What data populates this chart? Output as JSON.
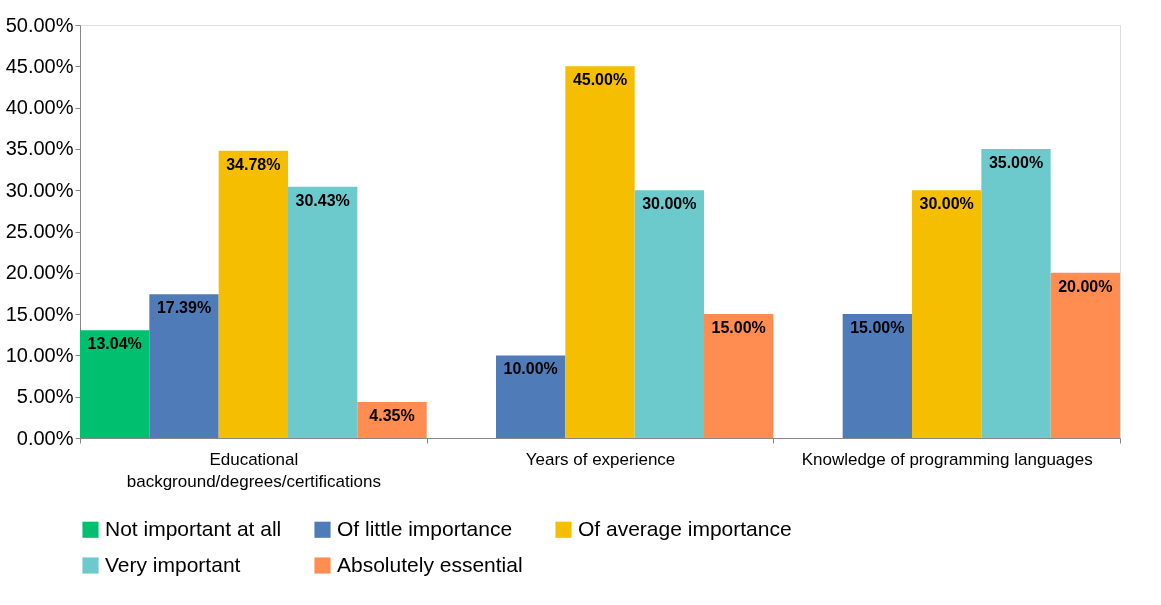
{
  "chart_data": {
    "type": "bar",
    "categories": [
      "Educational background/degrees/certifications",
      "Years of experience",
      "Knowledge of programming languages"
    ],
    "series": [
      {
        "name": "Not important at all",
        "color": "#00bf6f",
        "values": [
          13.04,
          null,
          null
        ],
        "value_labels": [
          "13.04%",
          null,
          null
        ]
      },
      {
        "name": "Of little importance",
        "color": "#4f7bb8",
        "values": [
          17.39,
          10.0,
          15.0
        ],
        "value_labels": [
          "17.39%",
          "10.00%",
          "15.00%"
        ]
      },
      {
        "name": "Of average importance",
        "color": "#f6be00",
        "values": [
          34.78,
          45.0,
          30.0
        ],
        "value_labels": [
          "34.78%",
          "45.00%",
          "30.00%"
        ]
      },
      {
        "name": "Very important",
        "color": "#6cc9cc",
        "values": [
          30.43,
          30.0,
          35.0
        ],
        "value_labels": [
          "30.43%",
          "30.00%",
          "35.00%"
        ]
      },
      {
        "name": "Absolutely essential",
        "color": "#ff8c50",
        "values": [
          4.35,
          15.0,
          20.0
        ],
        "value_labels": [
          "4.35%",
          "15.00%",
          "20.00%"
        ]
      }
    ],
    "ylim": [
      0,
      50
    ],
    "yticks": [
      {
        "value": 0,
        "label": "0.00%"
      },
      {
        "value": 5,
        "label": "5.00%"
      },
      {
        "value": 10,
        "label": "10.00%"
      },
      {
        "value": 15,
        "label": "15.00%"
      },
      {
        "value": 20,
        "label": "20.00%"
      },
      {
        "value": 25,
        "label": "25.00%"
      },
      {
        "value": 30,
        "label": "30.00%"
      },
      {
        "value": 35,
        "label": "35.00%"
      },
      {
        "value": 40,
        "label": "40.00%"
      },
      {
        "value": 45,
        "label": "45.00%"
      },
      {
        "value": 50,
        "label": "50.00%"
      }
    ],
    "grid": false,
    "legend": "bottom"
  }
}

DO THIS
Reply with one number only: the count of lines in the entries that contain "name".

SOLUTION FOR THIS EXERCISE
5